[Rows from a dataset]
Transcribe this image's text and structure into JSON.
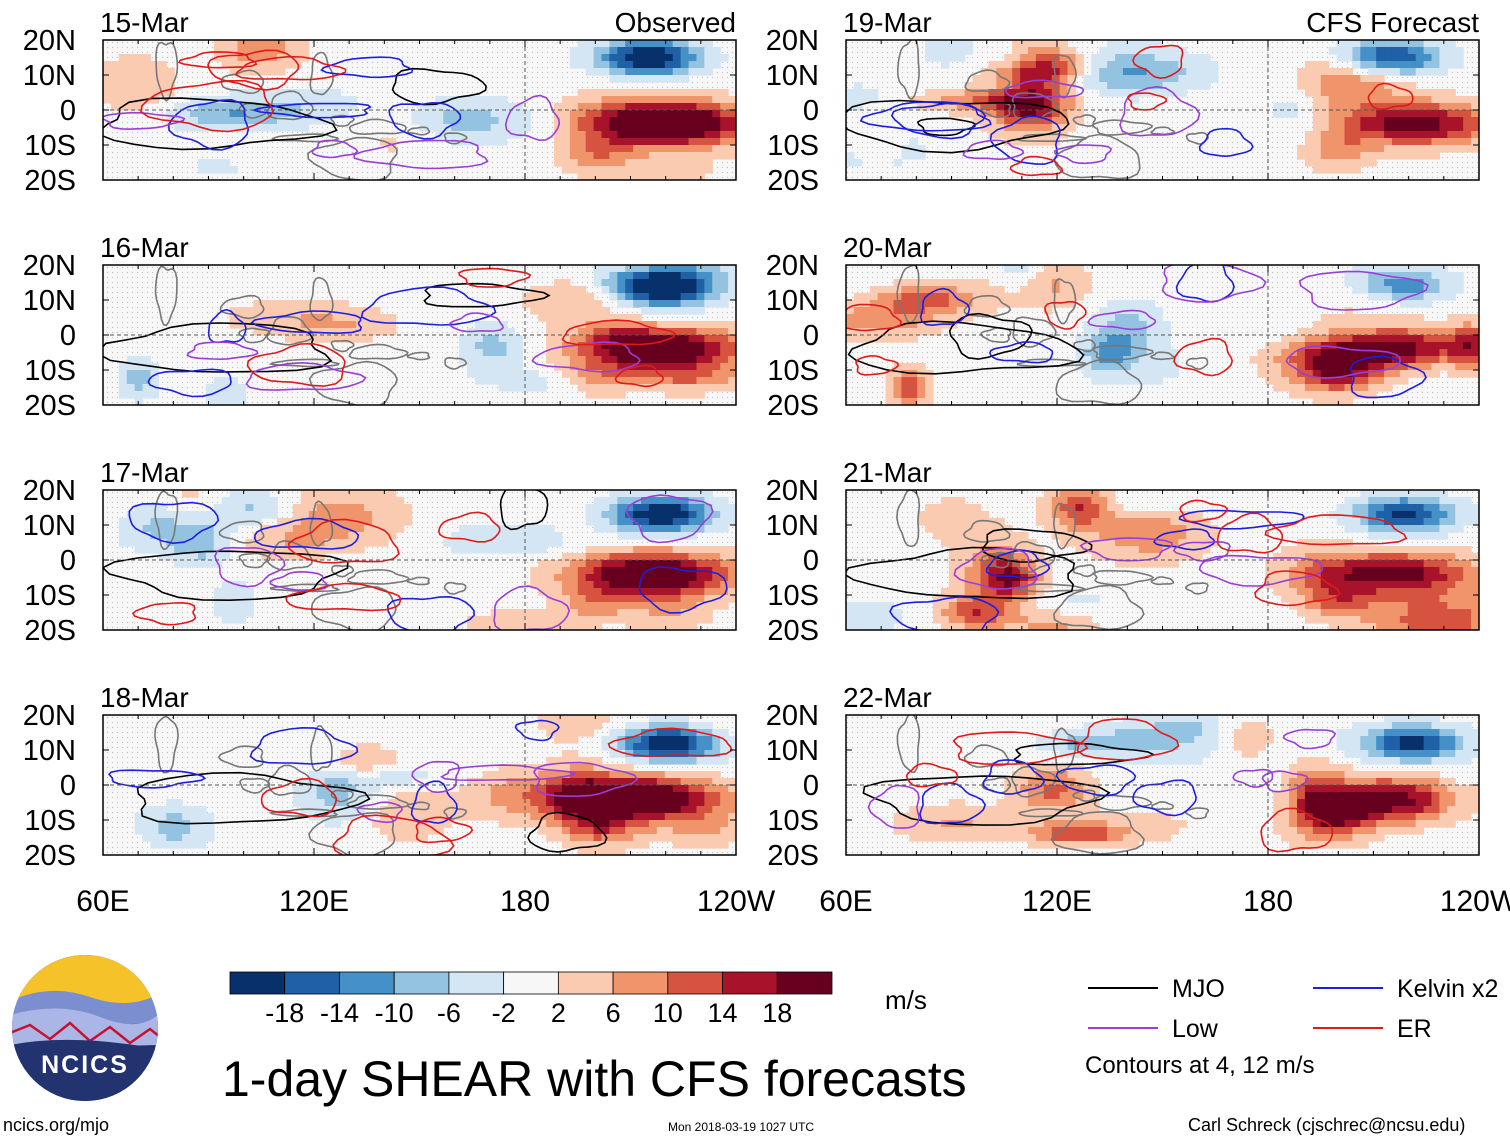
{
  "chart_data": {
    "type": "heatmap",
    "title": "1-day SHEAR with CFS forecasts",
    "variable": "SHEAR",
    "units": "m/s",
    "columns": [
      {
        "label": "Observed",
        "dates": [
          "15-Mar",
          "16-Mar",
          "17-Mar",
          "18-Mar"
        ]
      },
      {
        "label": "CFS Forecast",
        "dates": [
          "19-Mar",
          "20-Mar",
          "21-Mar",
          "22-Mar"
        ]
      }
    ],
    "x_axis": {
      "ticks": [
        "60E",
        "120E",
        "180",
        "120W"
      ],
      "lon_range": [
        60,
        240
      ]
    },
    "y_axis": {
      "ticks": [
        "20N",
        "10N",
        "0",
        "10S",
        "20S"
      ],
      "lat_range": [
        -20,
        20
      ]
    },
    "colorbar": {
      "ticks": [
        "-18",
        "-14",
        "-10",
        "-6",
        "-2",
        "2",
        "6",
        "10",
        "14",
        "18"
      ],
      "colors": [
        "#08306b",
        "#1f60a6",
        "#4590c6",
        "#93c3e0",
        "#d4e6f3",
        "#f7f7f7",
        "#fbcbb1",
        "#f0946b",
        "#d6543f",
        "#a8132b",
        "#67001f"
      ]
    },
    "legend": [
      {
        "name": "MJO",
        "color": "#000000"
      },
      {
        "name": "Kelvin x2",
        "color": "#1e1ee0"
      },
      {
        "name": "Low",
        "color": "#9a3fd6"
      },
      {
        "name": "ER",
        "color": "#e01a1a"
      }
    ],
    "contour_note": "Contours at 4, 12 m/s"
  },
  "logo": {
    "text": "NCICS"
  },
  "footer": {
    "url": "ncics.org/mjo",
    "timestamp": "Mon 2018-03-19 1027 UTC",
    "credit": "Carl Schreck (cjschrec@ncsu.edu)"
  }
}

Directive → Search the data above for the string "SHEAR" and copy each line that has it.

Exercise output →
    "title": "1-day SHEAR with CFS forecasts",
    "variable": "SHEAR",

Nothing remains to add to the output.